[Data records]
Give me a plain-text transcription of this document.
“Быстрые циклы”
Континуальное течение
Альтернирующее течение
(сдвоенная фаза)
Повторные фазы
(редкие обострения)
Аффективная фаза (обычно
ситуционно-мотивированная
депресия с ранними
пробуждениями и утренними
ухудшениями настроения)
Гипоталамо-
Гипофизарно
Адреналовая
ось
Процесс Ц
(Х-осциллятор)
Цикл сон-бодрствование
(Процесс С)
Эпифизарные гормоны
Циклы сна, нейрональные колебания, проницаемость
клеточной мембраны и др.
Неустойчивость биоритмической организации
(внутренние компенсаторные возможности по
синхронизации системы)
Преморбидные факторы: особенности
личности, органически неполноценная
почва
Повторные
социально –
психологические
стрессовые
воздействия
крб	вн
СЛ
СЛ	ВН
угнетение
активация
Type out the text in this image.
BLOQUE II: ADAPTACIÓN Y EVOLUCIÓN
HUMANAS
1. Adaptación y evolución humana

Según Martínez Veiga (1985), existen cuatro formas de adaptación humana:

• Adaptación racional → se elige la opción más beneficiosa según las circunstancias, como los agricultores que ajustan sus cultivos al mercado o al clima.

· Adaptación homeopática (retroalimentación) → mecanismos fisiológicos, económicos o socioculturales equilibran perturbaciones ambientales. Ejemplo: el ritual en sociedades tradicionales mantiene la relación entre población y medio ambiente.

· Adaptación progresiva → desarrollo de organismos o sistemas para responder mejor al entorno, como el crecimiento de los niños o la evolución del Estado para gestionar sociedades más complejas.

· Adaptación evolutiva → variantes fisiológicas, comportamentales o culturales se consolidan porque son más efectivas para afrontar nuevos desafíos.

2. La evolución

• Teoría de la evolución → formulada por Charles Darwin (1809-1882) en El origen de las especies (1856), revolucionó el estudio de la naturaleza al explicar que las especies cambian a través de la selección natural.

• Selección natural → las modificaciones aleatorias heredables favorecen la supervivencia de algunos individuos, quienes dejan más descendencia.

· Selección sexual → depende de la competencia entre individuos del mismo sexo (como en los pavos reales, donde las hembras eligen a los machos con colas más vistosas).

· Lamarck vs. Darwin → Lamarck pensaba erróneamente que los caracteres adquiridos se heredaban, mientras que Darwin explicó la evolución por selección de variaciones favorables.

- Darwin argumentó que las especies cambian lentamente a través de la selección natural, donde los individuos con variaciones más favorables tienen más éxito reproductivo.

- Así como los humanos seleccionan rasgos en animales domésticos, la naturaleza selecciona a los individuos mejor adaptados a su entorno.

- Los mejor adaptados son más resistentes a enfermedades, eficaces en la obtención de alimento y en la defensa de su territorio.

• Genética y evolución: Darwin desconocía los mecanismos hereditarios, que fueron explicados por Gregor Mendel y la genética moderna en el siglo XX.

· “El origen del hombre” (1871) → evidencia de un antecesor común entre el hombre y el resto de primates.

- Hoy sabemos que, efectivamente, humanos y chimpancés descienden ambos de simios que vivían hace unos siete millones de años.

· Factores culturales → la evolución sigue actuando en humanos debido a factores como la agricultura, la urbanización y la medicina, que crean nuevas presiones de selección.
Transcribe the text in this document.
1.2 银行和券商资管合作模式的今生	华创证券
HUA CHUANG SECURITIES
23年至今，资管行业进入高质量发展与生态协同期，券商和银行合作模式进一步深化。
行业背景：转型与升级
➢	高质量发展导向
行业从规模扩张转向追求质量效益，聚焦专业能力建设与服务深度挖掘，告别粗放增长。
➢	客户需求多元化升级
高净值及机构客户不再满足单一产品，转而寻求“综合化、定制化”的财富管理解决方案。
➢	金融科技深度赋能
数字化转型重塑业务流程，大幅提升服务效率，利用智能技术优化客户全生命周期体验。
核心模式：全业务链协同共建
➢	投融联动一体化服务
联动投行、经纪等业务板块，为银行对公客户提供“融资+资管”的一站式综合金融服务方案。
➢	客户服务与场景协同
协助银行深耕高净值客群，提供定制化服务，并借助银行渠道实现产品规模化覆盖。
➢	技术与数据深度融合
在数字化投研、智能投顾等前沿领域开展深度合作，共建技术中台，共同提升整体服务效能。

WORK INSTRUCTIONS>
Gather from the entries above all lines that include the string "origen".

THE REPLY>
• Teoría de la evolución → formulada por Charles Darwin (1809-1882) en El origen de las especies (1856), revolucionó el estudio de la naturaleza al explicar que las especies cambian a través de la selección natural.
· “El origen del hombre” (1871) → evidencia de un antecesor común entre el hombre y el resto de primates.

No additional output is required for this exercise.